**EXERCISE AIM**:
Leave out the pictures and return every entry exactly as it appears.

Saved entries:
_ _ _

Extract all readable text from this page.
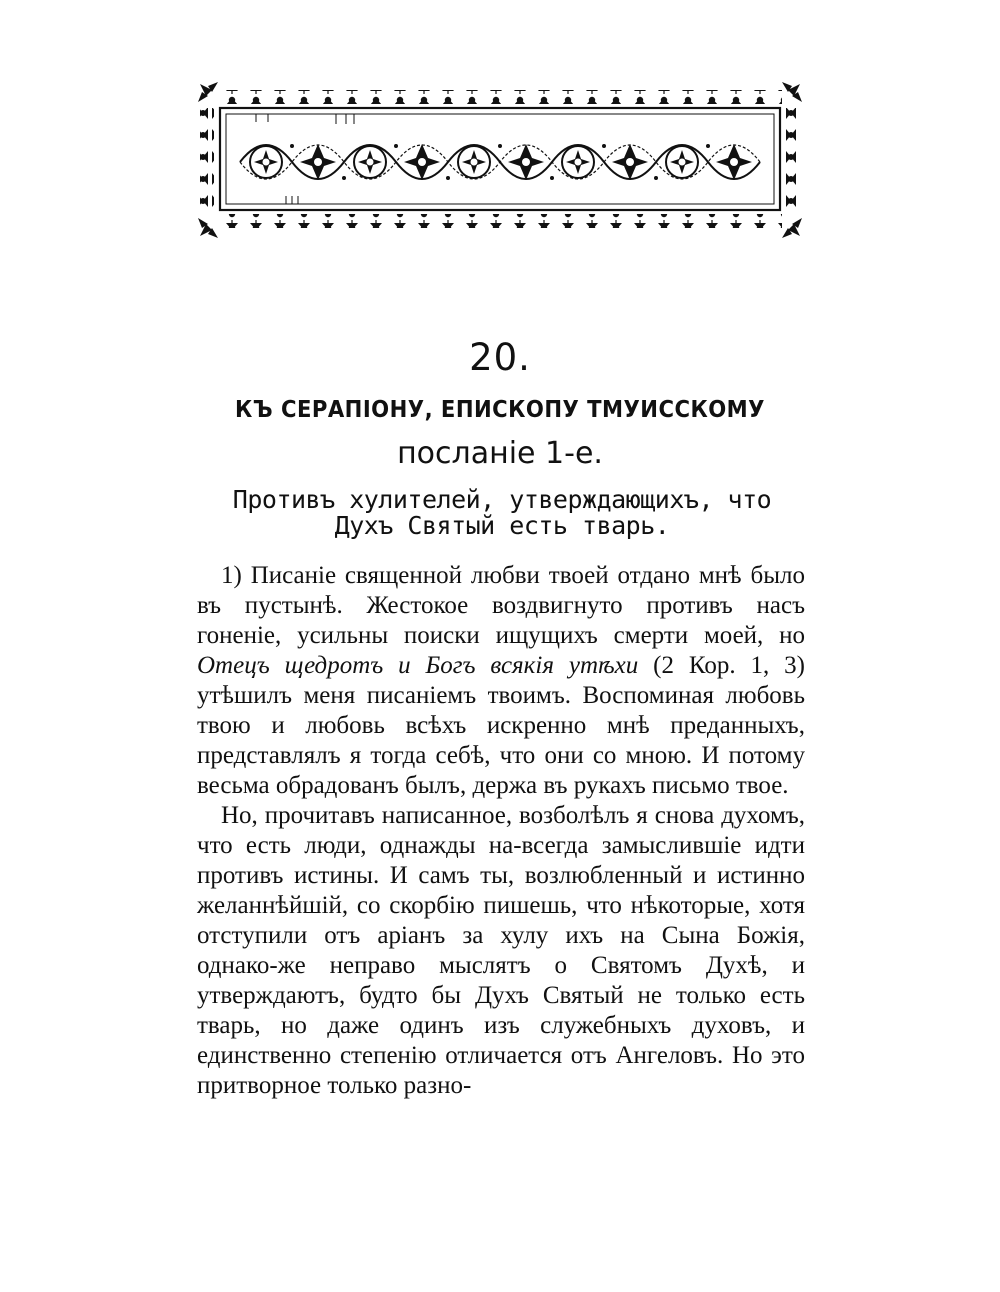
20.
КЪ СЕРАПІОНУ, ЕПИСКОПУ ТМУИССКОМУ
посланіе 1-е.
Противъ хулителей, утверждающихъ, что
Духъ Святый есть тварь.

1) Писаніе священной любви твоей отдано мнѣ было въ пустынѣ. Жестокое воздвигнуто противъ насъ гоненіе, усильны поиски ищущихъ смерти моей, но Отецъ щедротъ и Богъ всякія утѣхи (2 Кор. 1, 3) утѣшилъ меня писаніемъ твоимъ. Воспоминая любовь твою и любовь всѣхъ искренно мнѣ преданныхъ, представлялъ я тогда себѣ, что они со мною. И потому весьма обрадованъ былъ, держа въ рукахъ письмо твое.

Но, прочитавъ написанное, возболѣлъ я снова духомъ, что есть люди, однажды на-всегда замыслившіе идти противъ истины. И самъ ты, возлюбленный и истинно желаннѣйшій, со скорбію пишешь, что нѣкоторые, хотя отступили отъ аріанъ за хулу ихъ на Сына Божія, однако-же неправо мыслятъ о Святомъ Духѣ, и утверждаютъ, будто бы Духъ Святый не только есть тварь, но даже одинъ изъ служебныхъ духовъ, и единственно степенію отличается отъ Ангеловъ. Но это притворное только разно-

_ _ _

**TASK ANSWER**:
Extract all readable text from this page.
20.
КЪ СЕРАПІОНУ, ЕПИСКОПУ ТМУИССКОМУ
посланіе 1-е.
Противъ хулителей, утверждающихъ, что
Духъ Святый есть тварь.

1) Писаніе священной любви твоей отдано мнѣ было въ пустынѣ. Жестокое воздвигнуто противъ насъ гоненіе, усильны поиски ищущихъ смерти моей, но Отецъ щедротъ и Богъ всякія утѣхи (2 Кор. 1, 3) утѣшилъ меня писаніемъ твоимъ. Воспоминая любовь твою и любовь всѣхъ искренно мнѣ преданныхъ, представлялъ я тогда себѣ, что они со мною. И потому весьма обрадованъ былъ, держа въ рукахъ письмо твое.

Но, прочитавъ написанное, возболѣлъ я снова духомъ, что есть люди, однажды на-всегда замыслившіе идти противъ истины. И самъ ты, возлюбленный и истинно желаннѣйшій, со скорбію пишешь, что нѣкоторые, хотя отступили отъ аріанъ за хулу ихъ на Сына Божія, однако-же неправо мыслятъ о Святомъ Духѣ, и утверждаютъ, будто бы Духъ Святый не только есть тварь, но даже одинъ изъ служебныхъ духовъ, и единственно степенію отличается отъ Ангеловъ. Но это притворное только разно-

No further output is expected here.